Exercise description
Scan each line of the records for the word "SAME" and extract the ones that have it.

Material for this exercise
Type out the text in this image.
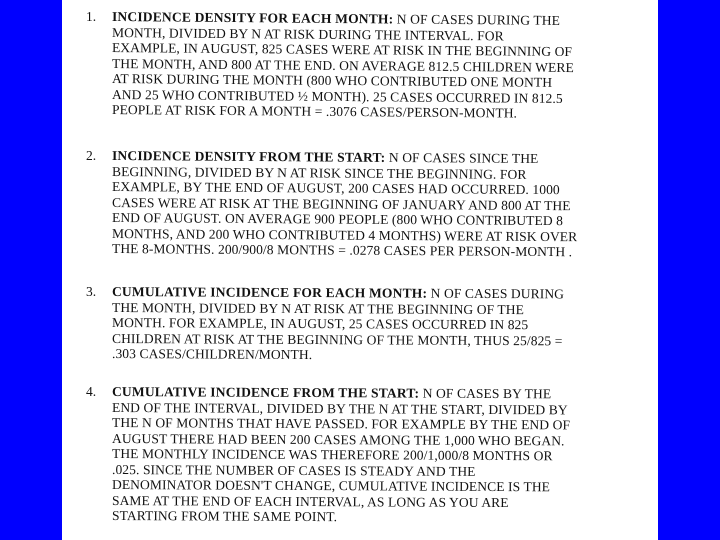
1. INCIDENCE DENSITY FOR EACH MONTH: N OF CASES DURING THE
MONTH, DIVIDED BY N AT RISK DURING THE INTERVAL. FOR
EXAMPLE, IN AUGUST, 825 CASES WERE AT RISK IN THE BEGINNING OF
THE MONTH, AND 800 AT THE END. ON AVERAGE 812.5 CHILDREN WERE
AT RISK DURING THE MONTH (800 WHO CONTRIBUTED ONE MONTH
AND 25 WHO CONTRIBUTED ½ MONTH). 25 CASES OCCURRED IN 812.5
PEOPLE AT RISK FOR A MONTH = .3076 CASES/PERSON-MONTH.
2. INCIDENCE DENSITY FROM THE START: N OF CASES SINCE THE
BEGINNING, DIVIDED BY N AT RISK SINCE THE BEGINNING. FOR
EXAMPLE, BY THE END OF AUGUST, 200 CASES HAD OCCURRED. 1000
CASES WERE AT RISK AT THE BEGINNING OF JANUARY AND 800 AT THE
END OF AUGUST. ON AVERAGE 900 PEOPLE (800 WHO CONTRIBUTED 8
MONTHS, AND 200 WHO CONTRIBUTED 4 MONTHS) WERE AT RISK OVER
THE 8-MONTHS. 200/900/8 MONTHS = .0278 CASES PER PERSON-MONTH .
3. CUMULATIVE INCIDENCE FOR EACH MONTH: N OF CASES DURING
THE MONTH, DIVIDED BY N AT RISK AT THE BEGINNING OF THE
MONTH. FOR EXAMPLE, IN AUGUST, 25 CASES OCCURRED IN 825
CHILDREN AT RISK AT THE BEGINNING OF THE MONTH, THUS 25/825 =
.303 CASES/CHILDREN/MONTH.
4. CUMULATIVE INCIDENCE FROM THE START: N OF CASES BY THE
END OF THE INTERVAL, DIVIDED BY THE N AT THE START, DIVIDED BY
THE N OF MONTHS THAT HAVE PASSED. FOR EXAMPLE BY THE END OF
AUGUST THERE HAD BEEN 200 CASES AMONG THE 1,000 WHO BEGAN.
THE MONTHLY INCIDENCE WAS THEREFORE 200/1,000/8 MONTHS OR
.025. SINCE THE NUMBER OF CASES IS STEADY AND THE
DENOMINATOR DOESN'T CHANGE, CUMULATIVE INCIDENCE IS THE
SAME AT THE END OF EACH INTERVAL, AS LONG AS YOU ARE
STARTING FROM THE SAME POINT.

Task solution
SAME AT THE END OF EACH INTERVAL, AS LONG AS YOU ARE
STARTING FROM THE SAME POINT.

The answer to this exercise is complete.